= Given problem =
In the data that follows, count every line holding the string "умения" and give the count alone.

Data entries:

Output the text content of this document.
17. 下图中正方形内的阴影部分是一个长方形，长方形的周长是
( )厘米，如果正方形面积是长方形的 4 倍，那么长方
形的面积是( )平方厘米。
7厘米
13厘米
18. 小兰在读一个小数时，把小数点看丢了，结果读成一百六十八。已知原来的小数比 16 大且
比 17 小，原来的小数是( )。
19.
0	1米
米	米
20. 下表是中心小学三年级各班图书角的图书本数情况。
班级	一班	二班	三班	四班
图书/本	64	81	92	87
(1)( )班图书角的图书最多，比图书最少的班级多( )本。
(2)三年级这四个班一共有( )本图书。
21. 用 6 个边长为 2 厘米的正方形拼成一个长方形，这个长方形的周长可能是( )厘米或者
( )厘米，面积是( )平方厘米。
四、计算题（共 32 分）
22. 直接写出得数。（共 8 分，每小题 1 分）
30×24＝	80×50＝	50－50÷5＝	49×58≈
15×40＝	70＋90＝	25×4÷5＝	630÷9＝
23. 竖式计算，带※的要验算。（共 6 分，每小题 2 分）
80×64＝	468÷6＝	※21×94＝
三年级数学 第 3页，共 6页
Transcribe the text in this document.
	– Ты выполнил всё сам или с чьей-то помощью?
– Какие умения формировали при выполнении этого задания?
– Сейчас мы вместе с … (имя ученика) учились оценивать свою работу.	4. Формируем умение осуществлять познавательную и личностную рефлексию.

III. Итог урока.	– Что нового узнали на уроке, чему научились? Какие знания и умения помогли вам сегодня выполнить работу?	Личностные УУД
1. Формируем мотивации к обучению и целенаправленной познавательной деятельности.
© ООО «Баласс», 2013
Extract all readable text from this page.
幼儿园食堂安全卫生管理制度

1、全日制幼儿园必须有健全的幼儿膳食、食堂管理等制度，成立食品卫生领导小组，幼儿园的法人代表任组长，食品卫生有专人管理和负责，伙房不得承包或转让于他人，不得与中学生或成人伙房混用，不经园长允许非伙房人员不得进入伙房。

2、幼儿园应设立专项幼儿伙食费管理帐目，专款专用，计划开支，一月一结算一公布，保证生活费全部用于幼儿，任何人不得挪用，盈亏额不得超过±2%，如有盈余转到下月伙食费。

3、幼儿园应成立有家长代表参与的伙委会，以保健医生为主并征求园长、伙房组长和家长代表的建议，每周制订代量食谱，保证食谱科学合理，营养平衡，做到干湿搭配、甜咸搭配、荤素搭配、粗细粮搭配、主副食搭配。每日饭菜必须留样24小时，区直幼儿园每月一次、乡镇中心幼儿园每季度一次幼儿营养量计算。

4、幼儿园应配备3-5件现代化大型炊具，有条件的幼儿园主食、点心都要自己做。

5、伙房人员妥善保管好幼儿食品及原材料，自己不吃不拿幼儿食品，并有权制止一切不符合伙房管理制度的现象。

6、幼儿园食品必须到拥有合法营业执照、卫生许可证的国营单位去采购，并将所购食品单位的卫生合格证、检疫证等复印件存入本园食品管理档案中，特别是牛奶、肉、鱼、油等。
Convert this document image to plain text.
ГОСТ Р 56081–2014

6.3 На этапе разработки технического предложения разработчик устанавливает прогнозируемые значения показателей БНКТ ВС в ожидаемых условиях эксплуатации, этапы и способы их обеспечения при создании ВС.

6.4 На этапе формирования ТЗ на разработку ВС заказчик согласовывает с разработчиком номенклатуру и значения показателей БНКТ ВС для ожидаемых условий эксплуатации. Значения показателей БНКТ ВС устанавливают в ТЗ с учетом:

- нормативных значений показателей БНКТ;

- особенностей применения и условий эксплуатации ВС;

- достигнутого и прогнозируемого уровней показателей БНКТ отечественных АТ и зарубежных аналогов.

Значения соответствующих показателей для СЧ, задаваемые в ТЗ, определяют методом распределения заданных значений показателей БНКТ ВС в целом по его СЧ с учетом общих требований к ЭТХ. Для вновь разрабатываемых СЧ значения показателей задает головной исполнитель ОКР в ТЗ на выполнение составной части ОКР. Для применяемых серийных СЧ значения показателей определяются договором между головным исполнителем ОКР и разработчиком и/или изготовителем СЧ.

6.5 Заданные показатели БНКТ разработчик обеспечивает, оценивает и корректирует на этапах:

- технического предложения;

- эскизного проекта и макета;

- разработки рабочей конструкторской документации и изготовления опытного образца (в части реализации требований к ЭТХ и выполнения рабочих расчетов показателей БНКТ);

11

= Exercise solution =
2